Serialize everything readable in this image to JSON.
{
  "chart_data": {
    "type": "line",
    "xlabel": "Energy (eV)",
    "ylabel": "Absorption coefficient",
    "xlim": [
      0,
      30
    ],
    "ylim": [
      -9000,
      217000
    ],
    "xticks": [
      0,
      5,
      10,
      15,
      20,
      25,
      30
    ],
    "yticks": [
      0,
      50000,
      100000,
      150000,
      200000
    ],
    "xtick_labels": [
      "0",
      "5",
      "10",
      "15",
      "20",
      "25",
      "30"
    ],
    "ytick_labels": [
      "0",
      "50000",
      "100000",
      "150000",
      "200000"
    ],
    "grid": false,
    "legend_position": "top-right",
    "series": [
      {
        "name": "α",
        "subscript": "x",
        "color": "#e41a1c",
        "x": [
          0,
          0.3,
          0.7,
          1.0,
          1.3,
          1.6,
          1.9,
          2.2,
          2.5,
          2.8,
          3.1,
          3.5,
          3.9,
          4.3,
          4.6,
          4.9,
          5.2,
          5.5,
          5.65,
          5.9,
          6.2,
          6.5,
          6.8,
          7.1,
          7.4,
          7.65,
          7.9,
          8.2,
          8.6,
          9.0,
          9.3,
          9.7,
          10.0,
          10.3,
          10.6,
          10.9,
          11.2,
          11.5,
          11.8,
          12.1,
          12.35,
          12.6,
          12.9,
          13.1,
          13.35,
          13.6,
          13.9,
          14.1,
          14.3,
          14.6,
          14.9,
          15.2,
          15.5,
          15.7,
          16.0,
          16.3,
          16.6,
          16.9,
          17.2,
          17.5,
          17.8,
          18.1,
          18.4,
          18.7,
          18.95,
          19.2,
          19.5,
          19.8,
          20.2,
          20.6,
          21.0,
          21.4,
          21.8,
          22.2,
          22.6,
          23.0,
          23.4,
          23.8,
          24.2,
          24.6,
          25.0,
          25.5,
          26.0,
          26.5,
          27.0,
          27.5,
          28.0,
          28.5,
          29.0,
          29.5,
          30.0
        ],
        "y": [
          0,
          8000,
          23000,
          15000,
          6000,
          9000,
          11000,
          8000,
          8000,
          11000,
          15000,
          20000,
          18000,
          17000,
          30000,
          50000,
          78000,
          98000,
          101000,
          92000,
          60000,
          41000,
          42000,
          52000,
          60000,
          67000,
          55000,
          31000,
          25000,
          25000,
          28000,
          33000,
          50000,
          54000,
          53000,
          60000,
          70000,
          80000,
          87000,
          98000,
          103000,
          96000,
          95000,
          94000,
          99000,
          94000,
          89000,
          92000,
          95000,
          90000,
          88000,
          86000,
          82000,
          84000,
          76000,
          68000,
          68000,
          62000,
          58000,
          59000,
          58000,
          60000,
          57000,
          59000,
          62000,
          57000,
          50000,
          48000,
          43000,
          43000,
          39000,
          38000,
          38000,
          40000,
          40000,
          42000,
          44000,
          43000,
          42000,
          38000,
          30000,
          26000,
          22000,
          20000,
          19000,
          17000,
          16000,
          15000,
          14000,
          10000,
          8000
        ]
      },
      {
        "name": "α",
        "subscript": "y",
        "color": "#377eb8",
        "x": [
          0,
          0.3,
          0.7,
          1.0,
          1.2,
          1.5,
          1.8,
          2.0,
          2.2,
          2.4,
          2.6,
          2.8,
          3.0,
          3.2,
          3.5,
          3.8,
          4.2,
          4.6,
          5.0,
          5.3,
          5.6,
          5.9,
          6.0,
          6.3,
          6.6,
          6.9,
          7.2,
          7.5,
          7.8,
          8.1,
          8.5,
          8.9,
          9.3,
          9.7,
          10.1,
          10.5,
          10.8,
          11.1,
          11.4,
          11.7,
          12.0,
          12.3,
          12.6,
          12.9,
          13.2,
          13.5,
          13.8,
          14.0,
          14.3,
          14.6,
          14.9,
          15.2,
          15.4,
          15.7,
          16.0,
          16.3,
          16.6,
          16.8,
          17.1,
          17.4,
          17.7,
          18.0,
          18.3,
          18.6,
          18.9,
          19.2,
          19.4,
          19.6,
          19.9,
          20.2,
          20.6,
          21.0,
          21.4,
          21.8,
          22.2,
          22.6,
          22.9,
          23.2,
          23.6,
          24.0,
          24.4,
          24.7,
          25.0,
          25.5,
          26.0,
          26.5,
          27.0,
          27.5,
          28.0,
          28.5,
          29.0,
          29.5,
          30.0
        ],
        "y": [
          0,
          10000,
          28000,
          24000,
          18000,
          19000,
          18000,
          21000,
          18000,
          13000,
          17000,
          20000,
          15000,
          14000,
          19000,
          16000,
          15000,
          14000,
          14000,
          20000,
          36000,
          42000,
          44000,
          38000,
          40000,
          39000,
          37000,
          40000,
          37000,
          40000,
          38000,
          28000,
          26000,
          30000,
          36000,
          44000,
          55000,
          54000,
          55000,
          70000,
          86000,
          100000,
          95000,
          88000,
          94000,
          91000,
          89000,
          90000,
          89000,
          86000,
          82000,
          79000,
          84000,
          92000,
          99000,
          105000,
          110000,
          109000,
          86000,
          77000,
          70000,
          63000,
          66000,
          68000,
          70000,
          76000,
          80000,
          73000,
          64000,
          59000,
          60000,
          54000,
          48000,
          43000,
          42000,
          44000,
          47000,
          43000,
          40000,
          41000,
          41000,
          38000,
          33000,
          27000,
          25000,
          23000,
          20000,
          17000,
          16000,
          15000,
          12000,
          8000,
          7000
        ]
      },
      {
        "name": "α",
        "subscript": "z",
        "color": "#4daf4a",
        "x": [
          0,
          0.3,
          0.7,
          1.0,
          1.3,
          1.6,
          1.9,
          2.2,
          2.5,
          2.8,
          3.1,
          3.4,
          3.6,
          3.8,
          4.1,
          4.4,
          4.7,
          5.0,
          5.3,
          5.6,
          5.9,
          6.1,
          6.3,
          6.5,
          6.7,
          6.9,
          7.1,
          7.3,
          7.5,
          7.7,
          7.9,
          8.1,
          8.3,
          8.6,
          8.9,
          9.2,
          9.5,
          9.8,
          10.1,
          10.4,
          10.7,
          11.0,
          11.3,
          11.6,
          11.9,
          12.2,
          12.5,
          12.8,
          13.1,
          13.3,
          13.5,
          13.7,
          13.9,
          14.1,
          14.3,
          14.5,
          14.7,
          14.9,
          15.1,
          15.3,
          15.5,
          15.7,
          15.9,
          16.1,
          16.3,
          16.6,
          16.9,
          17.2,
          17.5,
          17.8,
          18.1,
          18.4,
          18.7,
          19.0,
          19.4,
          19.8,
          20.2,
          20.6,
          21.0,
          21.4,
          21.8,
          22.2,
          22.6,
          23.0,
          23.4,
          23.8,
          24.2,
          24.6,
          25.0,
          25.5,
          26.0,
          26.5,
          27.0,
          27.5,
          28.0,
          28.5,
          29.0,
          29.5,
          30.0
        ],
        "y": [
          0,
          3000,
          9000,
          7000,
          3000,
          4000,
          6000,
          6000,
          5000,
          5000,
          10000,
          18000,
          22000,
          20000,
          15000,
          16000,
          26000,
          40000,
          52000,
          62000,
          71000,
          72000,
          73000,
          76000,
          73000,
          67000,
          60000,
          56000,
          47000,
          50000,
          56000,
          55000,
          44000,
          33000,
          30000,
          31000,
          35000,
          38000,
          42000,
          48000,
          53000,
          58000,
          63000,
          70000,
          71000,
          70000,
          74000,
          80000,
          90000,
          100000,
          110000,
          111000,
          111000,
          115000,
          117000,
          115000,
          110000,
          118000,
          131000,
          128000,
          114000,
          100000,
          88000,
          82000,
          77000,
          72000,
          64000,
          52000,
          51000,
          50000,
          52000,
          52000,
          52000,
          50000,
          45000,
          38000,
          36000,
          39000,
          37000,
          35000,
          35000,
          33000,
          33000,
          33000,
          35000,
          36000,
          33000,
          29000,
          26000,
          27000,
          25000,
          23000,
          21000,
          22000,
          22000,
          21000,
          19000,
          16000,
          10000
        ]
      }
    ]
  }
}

● ● ● ● ● ● ●

Goal of the exercise — Select every line in the records above that contains the word "subscript".

The completed task —
        "subscript": "x",
        "subscript": "y",
        "subscript": "z",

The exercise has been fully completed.